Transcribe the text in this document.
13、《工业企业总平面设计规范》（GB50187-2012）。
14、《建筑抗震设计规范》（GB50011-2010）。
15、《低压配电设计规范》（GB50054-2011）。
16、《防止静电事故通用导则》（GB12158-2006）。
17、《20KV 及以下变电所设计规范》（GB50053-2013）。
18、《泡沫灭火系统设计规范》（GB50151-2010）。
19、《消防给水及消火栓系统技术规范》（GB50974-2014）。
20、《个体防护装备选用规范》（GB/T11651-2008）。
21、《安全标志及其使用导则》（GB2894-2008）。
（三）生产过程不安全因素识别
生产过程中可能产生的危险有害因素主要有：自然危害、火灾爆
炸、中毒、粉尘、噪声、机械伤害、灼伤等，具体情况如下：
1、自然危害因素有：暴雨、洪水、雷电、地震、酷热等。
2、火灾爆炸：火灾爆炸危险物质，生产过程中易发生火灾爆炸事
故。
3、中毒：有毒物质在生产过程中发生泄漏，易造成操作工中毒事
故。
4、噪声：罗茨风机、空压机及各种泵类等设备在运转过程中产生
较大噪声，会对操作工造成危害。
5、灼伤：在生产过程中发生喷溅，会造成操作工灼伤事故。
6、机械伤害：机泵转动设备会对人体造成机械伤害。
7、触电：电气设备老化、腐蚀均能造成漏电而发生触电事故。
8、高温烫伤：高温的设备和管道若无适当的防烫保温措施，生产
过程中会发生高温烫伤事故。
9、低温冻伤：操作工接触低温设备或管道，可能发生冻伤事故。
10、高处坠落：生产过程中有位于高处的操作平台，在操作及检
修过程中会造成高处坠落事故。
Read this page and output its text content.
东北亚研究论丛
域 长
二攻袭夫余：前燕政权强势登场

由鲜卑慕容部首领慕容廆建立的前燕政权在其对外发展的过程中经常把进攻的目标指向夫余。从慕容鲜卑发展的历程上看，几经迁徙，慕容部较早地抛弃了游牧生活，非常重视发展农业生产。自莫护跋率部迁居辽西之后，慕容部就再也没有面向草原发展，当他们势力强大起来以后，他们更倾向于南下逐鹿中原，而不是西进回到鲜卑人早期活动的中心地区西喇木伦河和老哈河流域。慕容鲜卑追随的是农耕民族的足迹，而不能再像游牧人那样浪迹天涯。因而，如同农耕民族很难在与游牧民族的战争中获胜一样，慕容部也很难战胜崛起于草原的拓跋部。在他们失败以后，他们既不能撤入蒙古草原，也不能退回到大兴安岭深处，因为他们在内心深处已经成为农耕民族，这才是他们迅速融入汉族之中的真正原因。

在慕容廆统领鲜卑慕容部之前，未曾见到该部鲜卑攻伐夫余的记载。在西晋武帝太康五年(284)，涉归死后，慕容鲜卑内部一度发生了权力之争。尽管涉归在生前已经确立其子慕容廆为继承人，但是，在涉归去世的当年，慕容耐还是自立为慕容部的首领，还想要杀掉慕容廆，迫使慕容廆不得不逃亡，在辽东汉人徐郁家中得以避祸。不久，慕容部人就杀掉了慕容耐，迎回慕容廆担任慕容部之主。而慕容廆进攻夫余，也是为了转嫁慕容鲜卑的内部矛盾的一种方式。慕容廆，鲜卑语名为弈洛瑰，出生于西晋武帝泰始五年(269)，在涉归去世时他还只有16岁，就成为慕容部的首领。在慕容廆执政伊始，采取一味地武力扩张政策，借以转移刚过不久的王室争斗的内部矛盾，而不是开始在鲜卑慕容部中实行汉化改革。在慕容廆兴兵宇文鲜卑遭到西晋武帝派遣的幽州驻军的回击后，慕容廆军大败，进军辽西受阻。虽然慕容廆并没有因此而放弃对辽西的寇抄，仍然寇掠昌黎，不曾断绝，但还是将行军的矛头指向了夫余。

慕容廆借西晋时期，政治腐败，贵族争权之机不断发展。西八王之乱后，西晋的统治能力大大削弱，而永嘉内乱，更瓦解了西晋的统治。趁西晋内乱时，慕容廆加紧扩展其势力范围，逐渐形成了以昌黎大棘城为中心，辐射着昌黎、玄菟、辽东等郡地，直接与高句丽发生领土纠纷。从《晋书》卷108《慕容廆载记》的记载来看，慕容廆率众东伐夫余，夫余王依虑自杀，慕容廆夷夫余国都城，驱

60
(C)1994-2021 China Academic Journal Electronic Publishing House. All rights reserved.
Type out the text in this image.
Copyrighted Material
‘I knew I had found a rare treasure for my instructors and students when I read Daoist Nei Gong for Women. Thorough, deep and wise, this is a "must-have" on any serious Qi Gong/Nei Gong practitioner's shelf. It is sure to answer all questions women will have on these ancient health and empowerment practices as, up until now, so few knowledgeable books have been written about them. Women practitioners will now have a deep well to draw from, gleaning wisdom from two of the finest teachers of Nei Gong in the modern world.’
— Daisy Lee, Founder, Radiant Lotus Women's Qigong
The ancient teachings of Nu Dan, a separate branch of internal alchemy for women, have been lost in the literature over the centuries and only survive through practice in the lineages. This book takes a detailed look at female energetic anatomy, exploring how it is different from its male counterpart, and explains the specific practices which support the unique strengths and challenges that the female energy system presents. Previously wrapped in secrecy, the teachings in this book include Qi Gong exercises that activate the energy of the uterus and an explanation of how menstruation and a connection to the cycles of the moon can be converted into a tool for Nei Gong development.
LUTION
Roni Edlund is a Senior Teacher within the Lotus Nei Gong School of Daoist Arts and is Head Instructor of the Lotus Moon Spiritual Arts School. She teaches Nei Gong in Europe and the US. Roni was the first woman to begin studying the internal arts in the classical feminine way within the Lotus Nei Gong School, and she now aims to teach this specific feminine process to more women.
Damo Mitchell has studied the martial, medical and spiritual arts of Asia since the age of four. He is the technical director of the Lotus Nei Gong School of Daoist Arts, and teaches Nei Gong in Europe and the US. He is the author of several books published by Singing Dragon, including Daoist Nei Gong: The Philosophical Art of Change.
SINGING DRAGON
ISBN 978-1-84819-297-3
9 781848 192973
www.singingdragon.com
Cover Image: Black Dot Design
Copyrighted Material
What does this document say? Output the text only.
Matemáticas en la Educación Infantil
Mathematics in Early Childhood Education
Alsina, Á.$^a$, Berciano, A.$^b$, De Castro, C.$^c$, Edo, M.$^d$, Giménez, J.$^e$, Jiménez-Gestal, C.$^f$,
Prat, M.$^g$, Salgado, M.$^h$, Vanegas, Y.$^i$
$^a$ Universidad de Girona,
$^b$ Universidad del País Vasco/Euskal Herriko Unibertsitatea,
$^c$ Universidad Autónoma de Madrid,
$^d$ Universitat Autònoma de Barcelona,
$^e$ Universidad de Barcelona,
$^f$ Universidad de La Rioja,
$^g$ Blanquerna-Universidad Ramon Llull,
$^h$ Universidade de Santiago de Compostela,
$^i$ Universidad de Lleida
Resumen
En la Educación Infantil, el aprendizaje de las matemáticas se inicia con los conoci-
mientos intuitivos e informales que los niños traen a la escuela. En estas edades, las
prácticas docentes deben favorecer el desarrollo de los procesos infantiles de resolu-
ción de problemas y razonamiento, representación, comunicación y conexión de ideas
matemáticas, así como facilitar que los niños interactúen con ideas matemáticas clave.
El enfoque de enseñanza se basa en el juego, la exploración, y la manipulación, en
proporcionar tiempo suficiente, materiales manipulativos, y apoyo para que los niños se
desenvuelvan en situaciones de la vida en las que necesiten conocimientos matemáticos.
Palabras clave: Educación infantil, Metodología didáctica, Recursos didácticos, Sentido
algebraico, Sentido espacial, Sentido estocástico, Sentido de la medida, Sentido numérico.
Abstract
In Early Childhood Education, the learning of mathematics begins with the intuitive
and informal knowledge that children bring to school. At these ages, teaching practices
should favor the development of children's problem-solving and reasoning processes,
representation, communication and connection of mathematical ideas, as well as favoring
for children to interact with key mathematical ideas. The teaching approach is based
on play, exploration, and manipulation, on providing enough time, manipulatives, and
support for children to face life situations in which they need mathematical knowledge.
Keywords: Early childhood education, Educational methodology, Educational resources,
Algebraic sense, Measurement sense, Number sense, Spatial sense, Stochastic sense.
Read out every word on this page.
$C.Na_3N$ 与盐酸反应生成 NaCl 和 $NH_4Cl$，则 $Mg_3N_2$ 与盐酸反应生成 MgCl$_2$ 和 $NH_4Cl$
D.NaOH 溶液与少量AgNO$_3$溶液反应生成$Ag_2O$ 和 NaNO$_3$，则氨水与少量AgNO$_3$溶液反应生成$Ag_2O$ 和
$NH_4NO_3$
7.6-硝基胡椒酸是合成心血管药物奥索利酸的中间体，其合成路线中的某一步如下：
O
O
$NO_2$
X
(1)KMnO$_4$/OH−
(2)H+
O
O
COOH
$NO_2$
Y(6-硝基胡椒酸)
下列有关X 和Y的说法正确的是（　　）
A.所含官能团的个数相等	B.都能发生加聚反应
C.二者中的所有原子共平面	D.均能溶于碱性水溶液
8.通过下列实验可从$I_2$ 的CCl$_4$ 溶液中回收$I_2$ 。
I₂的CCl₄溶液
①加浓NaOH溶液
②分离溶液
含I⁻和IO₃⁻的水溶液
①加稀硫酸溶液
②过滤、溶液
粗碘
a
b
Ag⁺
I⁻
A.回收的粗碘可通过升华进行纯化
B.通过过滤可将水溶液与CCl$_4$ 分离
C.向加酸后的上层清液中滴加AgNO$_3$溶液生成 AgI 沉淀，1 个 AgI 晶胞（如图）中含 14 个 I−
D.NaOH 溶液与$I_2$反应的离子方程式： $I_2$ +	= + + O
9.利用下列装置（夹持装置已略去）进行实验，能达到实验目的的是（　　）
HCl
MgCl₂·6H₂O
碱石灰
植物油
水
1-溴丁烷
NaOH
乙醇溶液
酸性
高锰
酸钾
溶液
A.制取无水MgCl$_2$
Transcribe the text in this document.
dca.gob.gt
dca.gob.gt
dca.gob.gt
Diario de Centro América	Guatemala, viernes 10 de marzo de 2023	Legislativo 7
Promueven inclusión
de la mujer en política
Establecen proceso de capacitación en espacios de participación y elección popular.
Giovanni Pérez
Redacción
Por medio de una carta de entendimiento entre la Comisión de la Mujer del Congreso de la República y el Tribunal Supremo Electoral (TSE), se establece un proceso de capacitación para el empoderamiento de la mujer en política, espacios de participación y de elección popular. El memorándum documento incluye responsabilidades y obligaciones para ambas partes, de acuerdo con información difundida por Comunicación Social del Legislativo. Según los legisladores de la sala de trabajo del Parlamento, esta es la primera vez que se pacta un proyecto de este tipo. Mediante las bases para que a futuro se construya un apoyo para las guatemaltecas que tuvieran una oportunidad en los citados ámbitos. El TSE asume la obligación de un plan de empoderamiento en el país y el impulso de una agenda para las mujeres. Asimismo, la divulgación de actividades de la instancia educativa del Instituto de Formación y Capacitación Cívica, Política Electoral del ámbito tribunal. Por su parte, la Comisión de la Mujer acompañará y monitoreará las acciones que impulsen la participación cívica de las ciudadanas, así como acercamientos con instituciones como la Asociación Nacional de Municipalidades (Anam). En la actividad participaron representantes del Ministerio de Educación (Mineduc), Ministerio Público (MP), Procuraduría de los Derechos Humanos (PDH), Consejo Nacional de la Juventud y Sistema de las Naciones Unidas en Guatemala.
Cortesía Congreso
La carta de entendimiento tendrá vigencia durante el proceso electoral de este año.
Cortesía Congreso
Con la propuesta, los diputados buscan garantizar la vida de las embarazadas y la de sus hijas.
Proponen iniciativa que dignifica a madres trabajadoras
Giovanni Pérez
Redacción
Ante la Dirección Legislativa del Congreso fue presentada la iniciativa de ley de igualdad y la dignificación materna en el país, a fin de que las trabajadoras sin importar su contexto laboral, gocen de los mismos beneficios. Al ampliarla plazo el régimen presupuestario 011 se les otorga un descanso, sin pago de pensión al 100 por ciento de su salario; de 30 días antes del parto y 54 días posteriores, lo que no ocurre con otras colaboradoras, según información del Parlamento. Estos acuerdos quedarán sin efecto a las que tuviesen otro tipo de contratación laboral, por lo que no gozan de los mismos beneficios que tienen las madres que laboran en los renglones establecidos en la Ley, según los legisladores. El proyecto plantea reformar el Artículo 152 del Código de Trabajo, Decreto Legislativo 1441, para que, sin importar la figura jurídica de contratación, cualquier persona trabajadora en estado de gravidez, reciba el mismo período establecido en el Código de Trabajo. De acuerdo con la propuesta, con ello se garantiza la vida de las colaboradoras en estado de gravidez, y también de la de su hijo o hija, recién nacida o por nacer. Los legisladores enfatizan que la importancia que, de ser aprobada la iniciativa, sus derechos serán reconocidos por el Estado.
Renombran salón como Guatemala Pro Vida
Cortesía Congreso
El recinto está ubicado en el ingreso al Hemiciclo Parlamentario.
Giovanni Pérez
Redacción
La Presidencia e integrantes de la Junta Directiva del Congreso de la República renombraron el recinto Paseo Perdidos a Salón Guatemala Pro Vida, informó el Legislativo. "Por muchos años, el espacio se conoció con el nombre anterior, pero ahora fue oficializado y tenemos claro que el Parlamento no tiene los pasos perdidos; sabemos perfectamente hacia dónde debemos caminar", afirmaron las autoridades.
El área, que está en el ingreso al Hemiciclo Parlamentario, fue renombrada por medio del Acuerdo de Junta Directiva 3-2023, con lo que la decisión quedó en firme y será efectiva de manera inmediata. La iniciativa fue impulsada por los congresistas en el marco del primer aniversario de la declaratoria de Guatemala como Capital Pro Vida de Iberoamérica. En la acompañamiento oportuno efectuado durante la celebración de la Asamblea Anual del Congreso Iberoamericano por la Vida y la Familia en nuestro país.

**BRIEF**
Read the data above and count the lines that include "机械伤害". Answer only with the count.

**RESPONSE FOR THIS EXERCISE**
2